**REQUIRED TASK**
Among the entries below, find how many lines carry the word "Mercier" and state only that figure.

**MATERIAL TO PROCESS**
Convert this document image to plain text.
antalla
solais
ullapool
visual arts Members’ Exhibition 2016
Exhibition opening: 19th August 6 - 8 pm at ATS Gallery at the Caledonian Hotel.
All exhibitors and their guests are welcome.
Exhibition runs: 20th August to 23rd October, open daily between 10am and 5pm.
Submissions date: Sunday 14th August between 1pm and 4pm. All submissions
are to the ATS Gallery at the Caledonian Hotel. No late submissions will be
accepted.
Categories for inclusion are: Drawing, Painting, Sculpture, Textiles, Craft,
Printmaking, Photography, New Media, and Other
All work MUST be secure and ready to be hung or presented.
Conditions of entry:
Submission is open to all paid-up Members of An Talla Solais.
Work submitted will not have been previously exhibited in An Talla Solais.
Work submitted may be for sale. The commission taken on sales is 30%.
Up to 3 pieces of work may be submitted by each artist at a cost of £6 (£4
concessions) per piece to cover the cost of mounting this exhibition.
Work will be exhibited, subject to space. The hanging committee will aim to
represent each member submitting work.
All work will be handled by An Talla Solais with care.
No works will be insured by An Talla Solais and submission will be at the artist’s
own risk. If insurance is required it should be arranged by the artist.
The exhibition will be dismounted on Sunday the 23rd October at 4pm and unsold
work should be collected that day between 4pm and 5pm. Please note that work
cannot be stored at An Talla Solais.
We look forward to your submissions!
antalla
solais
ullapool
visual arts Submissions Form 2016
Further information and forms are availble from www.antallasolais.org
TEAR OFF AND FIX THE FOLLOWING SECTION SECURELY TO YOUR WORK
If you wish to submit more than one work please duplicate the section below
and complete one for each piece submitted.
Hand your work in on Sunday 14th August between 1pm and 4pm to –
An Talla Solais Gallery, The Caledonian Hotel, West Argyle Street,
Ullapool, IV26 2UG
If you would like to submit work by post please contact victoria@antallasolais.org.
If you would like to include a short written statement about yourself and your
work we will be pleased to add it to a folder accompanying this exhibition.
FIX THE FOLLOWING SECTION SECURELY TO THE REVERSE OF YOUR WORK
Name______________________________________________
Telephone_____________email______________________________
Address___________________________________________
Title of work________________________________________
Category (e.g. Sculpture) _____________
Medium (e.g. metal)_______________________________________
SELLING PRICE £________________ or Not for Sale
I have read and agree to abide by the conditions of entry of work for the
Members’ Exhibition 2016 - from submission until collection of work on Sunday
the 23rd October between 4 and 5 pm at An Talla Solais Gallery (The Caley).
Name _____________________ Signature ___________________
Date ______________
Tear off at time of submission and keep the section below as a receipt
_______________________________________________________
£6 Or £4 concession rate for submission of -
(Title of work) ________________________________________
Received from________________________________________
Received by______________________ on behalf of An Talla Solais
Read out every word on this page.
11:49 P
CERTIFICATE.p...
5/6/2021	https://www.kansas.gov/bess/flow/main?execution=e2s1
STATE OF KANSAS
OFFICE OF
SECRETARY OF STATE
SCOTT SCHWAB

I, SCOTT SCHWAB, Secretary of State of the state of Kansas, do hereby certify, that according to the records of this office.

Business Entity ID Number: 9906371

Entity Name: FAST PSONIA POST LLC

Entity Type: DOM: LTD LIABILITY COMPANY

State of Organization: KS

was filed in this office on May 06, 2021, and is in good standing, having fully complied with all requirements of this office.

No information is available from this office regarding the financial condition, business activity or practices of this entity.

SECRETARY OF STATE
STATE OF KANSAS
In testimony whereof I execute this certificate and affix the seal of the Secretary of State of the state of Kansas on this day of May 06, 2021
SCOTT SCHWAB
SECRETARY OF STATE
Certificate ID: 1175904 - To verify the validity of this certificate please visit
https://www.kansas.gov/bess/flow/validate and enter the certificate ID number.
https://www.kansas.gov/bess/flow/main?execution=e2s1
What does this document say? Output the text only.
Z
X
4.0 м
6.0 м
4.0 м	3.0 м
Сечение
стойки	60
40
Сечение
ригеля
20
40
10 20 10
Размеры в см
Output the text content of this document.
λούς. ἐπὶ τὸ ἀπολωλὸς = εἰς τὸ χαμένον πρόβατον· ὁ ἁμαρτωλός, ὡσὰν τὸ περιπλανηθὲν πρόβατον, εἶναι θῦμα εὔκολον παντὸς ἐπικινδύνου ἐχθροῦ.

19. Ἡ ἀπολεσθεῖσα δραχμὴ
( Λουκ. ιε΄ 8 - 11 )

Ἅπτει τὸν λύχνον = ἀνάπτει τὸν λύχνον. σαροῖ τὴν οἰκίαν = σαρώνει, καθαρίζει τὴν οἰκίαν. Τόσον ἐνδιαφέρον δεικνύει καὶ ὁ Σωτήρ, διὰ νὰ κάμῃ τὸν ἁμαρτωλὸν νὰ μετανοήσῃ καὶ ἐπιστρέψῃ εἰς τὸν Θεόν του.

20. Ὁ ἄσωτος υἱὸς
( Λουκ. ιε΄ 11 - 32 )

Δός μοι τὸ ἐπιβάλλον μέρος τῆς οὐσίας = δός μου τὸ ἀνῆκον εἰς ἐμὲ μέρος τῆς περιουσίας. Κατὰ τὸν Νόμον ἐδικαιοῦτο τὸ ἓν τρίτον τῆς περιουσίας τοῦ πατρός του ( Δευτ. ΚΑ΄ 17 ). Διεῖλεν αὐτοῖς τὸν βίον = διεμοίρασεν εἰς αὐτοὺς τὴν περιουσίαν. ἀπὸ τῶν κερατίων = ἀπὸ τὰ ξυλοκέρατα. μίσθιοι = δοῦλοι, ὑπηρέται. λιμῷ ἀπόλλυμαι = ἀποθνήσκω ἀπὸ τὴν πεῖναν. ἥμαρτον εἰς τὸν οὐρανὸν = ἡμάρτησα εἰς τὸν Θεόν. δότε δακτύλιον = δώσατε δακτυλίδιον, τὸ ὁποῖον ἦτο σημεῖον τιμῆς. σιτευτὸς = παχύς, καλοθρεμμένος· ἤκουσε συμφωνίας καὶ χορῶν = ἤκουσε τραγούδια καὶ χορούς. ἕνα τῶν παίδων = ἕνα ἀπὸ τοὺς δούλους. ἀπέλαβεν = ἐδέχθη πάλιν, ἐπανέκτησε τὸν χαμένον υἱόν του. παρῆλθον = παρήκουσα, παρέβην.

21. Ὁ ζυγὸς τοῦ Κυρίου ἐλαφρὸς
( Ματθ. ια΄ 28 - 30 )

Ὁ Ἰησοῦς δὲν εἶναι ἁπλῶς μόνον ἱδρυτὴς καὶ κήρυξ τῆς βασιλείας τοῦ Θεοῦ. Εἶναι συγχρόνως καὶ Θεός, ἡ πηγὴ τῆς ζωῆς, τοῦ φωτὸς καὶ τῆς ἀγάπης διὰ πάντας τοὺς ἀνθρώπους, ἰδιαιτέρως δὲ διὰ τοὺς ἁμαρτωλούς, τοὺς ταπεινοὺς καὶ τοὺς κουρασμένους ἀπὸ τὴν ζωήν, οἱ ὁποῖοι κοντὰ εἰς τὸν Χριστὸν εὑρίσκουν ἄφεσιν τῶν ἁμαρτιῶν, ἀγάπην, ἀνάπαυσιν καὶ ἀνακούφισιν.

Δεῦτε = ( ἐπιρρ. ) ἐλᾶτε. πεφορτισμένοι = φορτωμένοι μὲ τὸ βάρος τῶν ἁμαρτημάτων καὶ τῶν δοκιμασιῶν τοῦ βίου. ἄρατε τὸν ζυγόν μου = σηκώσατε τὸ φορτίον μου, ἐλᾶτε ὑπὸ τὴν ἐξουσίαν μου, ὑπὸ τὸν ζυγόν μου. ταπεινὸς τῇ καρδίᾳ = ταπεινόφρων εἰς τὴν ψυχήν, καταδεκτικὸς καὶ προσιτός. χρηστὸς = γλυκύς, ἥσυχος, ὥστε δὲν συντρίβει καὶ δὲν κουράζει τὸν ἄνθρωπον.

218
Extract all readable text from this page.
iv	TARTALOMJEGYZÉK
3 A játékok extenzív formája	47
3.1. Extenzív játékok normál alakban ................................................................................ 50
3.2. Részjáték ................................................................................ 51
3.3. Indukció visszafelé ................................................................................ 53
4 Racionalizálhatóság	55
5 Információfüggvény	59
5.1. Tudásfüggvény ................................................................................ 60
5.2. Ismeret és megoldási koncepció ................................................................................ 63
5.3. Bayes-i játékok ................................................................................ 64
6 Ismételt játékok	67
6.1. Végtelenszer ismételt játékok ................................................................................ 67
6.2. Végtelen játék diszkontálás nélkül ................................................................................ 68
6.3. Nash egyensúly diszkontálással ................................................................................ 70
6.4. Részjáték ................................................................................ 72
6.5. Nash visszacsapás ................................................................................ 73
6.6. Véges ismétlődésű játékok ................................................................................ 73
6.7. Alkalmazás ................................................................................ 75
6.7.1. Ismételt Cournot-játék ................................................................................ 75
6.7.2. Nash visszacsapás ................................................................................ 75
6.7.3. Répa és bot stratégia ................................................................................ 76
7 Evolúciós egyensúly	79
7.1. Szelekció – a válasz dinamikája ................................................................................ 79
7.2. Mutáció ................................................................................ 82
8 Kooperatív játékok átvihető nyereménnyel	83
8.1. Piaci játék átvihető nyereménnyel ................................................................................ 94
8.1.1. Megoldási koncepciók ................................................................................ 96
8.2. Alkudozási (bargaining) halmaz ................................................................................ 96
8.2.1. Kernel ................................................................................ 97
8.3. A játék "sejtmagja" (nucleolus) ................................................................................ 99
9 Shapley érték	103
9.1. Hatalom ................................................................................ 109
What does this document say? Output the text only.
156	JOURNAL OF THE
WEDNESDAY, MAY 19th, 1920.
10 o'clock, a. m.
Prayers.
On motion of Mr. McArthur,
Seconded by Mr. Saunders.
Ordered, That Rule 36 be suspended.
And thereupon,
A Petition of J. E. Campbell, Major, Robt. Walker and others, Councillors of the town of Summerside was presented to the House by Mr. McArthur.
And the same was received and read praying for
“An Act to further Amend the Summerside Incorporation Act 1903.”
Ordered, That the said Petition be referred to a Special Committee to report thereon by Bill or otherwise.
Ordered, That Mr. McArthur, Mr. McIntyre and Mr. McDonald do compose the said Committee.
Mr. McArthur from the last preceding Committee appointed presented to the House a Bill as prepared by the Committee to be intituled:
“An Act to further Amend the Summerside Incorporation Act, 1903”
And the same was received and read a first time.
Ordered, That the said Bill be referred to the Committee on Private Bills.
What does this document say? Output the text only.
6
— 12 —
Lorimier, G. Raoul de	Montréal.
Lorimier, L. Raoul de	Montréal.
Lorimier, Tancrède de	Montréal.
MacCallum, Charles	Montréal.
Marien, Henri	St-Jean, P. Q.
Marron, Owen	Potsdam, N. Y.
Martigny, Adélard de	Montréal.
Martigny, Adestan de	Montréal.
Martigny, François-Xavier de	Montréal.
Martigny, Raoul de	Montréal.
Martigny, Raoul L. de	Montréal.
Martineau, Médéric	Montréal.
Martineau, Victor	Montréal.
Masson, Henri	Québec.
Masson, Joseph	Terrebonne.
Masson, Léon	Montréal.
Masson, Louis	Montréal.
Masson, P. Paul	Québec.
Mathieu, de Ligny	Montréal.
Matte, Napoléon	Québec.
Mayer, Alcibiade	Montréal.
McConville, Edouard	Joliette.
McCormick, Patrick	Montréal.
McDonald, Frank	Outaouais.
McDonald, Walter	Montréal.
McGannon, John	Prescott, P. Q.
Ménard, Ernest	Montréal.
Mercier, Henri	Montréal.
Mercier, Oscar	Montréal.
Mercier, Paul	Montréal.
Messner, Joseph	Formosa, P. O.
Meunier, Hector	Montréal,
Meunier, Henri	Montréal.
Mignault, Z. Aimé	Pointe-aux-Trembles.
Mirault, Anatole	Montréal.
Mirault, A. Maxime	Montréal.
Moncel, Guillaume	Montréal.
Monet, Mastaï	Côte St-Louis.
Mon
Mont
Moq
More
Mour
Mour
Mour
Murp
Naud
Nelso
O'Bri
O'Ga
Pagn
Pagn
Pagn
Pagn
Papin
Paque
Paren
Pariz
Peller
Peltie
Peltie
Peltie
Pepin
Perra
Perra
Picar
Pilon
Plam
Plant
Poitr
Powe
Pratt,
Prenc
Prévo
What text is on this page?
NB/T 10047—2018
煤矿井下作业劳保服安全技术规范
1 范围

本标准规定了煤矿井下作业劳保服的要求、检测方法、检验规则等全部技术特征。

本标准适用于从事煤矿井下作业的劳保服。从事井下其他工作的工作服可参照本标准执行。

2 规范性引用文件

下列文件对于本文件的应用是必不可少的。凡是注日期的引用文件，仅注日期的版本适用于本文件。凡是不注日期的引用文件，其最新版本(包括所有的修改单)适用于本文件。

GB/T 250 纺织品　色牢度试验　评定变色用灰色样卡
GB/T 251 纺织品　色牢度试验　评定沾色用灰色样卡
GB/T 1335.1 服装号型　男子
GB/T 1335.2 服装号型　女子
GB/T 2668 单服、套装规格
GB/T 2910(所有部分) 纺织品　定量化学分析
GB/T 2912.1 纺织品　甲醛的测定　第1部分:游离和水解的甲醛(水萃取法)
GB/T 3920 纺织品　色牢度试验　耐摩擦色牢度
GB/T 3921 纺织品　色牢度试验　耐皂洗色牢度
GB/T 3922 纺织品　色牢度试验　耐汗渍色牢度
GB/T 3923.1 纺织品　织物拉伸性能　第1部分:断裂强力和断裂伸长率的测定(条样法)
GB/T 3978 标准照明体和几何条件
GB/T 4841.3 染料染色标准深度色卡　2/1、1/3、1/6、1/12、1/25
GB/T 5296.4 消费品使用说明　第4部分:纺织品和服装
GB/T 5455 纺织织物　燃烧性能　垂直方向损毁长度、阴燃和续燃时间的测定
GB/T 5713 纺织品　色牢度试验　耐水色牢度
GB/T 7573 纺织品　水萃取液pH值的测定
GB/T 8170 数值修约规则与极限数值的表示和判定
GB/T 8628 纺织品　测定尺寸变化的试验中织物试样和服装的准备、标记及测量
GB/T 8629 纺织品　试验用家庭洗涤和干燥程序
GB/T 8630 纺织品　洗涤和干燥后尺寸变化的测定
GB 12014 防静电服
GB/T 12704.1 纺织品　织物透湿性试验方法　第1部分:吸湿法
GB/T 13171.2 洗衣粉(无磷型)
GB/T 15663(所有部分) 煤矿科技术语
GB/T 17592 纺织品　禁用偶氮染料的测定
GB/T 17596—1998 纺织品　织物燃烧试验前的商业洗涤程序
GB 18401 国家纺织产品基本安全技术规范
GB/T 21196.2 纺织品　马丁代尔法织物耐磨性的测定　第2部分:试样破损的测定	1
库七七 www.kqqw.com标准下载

**ANSWER IN FULL**
3